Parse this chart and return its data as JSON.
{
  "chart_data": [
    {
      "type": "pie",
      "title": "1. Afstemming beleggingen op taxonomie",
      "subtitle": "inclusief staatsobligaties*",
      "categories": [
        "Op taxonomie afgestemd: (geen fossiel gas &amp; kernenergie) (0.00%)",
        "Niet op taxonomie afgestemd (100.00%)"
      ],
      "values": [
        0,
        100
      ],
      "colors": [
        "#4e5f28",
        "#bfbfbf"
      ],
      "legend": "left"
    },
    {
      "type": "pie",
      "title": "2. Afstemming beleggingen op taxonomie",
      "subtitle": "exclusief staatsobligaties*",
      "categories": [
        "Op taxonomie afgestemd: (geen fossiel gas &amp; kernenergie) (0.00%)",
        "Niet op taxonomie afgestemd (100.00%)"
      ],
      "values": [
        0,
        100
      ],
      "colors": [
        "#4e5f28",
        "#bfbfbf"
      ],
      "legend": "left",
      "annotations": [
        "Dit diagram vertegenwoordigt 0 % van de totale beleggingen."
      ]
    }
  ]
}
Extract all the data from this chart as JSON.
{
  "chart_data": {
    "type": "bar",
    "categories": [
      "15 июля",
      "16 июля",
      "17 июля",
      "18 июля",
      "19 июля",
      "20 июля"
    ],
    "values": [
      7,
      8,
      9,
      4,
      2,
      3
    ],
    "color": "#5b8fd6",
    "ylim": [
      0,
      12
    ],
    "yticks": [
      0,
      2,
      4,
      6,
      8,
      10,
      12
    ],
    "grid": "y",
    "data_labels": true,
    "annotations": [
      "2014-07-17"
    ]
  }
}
○ ○ ○ ○ ○ ○ ○
## SET PROBLEM
Quote exactly and only the lines from the one holding "Extract all the data from this chart as JSON." through the end of the data.

## ANSWER TO THE PROBLEM
Extract all the data from this chart as JSON.
{
  "chart_data": {
    "type": "bar",
    "categories": [
      "15 июля",
      "16 июля",
      "17 июля",
      "18 июля",
      "19 июля",
      "20 июля"
    ],
    "values": [
      7,
      8,
      9,
      4,
      2,
      3
    ],
    "color": "#5b8fd6",
    "ylim": [
      0,
      12
    ],
    "yticks": [
      0,
      2,
      4,
      6,
      8,
      10,
      12
    ],
    "grid": "y",
    "data_labels": true,
    "annotations": [
      "2014-07-17"
    ]
  }
}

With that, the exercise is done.